TASK STATEMENT — Your task is to repeat the entries word for word while leaving out the pictures.

— start —

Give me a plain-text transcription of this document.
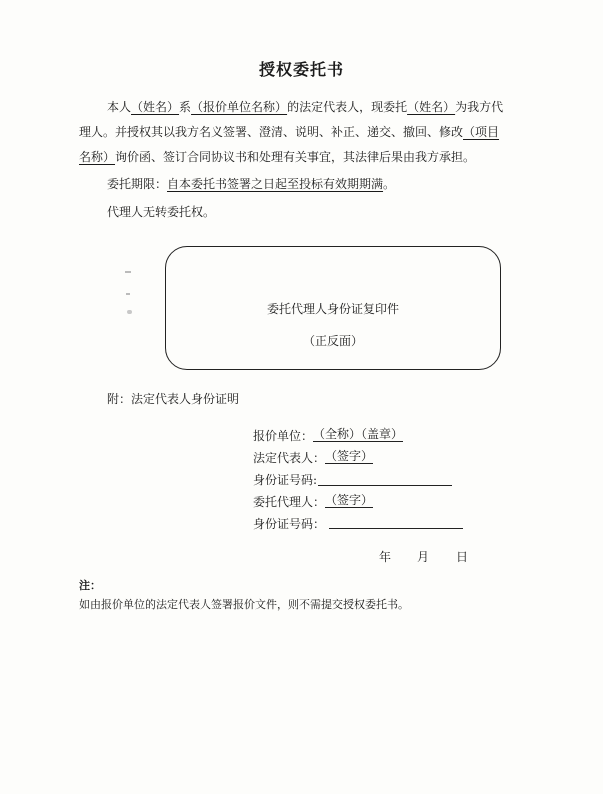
授权委托书
本人（姓名）系（报价单位名称）的法定代表人，现委托（姓名）为我方代
理人。并授权其以我方名义签署、澄清、说明、补正、递交、撤回、修改（项目
名称）询价函、签订合同协议书和处理有关事宜，其法律后果由我方承担。
委托期限：自本委托书签署之日起至投标有效期期满。
代理人无转委托权。
委托代理人身份证复印件
（正反面）
附：法定代表人身份证明
报价单位： （全称）（盖章）
法定代表人： （签字）
身份证号码:
委托代理人： （签字）
身份证号码：
年 月 日
注：
如由报价单位的法定代表人签署报价文件，则不需提交授权委托书。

— end —

WRITTEN REPLY —
Give me a plain-text transcription of this document.
授权委托书
本人（姓名）系（报价单位名称）的法定代表人，现委托（姓名）为我方代
理人。并授权其以我方名义签署、澄清、说明、补正、递交、撤回、修改（项目
名称）询价函、签订合同协议书和处理有关事宜，其法律后果由我方承担。
委托期限：自本委托书签署之日起至投标有效期期满。
代理人无转委托权。
委托代理人身份证复印件
（正反面）
附：法定代表人身份证明
报价单位： （全称）（盖章）
法定代表人： （签字）
身份证号码:
委托代理人： （签字）
身份证号码：
年 月 日
注：
如由报价单位的法定代表人签署报价文件，则不需提交授权委托书。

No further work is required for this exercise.